__Task__. Read the lines that follow and pick out every one containing the word "koja".
--- --- ---
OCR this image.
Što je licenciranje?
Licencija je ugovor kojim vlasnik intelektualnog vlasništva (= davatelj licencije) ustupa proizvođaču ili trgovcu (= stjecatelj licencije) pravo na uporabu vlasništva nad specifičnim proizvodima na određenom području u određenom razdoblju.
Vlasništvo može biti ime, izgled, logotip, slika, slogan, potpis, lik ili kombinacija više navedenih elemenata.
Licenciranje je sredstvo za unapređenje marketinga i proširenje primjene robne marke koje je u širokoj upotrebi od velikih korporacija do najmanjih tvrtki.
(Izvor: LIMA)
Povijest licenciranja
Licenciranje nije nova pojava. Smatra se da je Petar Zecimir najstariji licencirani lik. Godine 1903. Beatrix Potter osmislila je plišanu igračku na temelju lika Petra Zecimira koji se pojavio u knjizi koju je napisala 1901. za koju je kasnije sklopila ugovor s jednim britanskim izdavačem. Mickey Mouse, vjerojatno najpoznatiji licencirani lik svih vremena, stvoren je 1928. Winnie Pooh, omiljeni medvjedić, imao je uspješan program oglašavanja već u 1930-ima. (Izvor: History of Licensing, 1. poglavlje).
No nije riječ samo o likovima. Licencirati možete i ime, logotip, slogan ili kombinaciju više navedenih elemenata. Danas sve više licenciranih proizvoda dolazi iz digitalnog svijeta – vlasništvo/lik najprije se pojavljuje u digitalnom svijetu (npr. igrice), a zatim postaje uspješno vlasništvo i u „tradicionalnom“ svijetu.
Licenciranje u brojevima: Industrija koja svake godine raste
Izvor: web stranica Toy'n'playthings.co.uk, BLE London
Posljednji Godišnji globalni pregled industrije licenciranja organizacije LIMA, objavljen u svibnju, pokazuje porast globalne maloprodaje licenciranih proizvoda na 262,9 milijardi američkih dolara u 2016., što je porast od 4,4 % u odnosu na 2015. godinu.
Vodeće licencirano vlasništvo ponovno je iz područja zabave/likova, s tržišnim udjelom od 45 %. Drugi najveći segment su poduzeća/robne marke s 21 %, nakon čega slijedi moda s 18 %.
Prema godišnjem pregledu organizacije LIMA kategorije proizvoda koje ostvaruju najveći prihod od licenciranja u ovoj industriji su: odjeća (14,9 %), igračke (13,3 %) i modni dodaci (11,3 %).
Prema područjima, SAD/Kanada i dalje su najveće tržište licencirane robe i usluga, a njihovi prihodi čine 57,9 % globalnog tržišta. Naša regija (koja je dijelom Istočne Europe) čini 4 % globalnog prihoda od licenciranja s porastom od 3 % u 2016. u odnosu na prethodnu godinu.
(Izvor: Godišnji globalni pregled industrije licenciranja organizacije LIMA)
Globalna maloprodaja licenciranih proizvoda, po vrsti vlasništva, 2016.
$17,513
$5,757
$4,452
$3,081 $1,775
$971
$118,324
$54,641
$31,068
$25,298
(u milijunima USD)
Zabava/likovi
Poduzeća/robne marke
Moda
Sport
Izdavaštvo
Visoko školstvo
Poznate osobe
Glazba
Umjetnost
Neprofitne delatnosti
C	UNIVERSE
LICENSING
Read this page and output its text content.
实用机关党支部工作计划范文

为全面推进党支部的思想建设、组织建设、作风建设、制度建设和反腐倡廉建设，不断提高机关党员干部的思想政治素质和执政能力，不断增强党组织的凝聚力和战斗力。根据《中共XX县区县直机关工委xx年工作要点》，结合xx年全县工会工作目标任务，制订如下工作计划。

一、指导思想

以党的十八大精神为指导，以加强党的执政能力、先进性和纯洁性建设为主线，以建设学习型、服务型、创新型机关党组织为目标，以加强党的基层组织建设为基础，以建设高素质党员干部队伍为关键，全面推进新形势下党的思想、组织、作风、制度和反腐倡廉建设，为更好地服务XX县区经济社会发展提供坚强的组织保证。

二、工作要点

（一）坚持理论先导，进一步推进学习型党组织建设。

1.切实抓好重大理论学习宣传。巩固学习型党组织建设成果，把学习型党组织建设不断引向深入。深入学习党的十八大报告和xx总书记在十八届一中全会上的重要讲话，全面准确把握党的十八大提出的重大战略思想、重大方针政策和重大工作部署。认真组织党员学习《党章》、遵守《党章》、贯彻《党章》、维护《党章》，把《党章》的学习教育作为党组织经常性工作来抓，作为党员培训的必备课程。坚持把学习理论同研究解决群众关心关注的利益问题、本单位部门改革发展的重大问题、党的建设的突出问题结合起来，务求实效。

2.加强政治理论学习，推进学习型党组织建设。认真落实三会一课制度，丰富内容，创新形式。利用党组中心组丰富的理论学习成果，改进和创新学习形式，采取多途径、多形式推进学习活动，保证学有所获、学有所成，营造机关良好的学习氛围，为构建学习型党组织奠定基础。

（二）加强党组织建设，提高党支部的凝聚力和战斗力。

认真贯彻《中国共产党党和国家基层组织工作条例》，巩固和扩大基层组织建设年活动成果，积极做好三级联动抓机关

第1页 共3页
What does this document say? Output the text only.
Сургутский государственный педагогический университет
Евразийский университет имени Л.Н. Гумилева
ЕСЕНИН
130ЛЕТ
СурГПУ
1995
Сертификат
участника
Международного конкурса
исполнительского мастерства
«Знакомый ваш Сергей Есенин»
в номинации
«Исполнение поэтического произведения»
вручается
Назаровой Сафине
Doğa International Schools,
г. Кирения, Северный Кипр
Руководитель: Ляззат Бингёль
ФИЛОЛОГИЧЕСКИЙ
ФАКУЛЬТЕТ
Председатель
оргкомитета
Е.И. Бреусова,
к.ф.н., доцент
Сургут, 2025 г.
--- --- ---
__Worked solution__.
Licenciranje u brojevima: Industrija koja svake godine raste
Prema područjima, SAD/Kanada i dalje su najveće tržište licencirane robe i usluga, a njihovi prihodi čine 57,9 % globalnog tržišta. Naša regija (koja je dijelom Istočne Europe) čini 4 % globalnog prihoda od licenciranja s porastom od 3 % u 2016. u odnosu na prethodnu godinu.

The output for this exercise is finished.